### Records supplied

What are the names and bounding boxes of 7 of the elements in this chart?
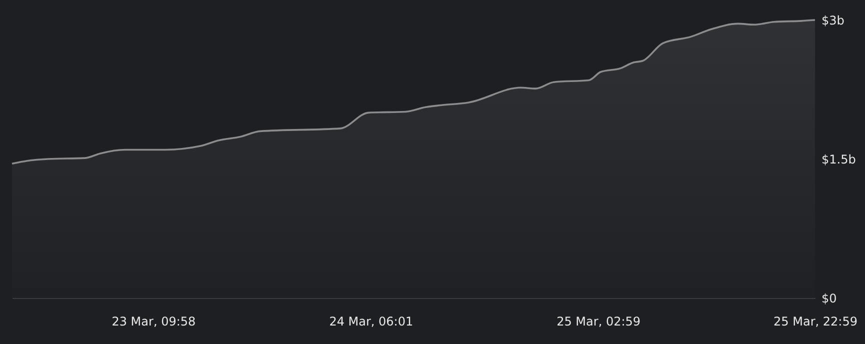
x-tick-label: 24 Mar, 06:01: [329, 314, 414, 328]
y-tick-label: $3b: [822, 14, 844, 28]
x-tick-label: 23 Mar, 09:58: [112, 314, 196, 328]
x-tick-label: 25 Mar, 02:59: [556, 314, 641, 328]
y-tick-label: $0: [822, 292, 837, 306]
x-tick-label: 25 Mar, 22:59: [774, 314, 858, 328]
y-tick-label: $1.5b: [822, 152, 856, 166]
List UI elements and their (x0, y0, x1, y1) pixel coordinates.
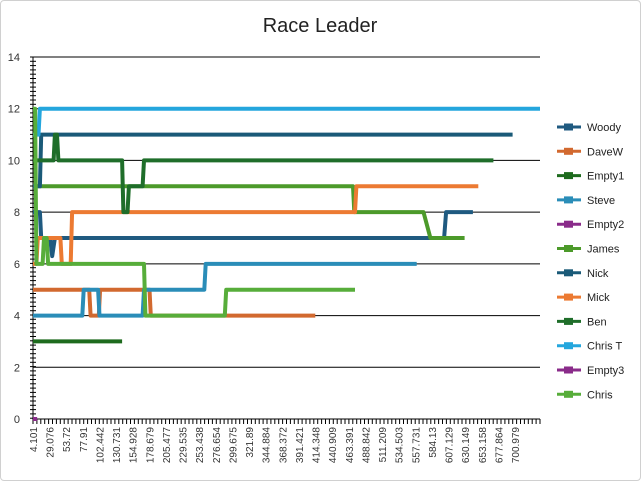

### Your objective
Give only the number of lines in the records that contain the word "elements".

### Written solution
2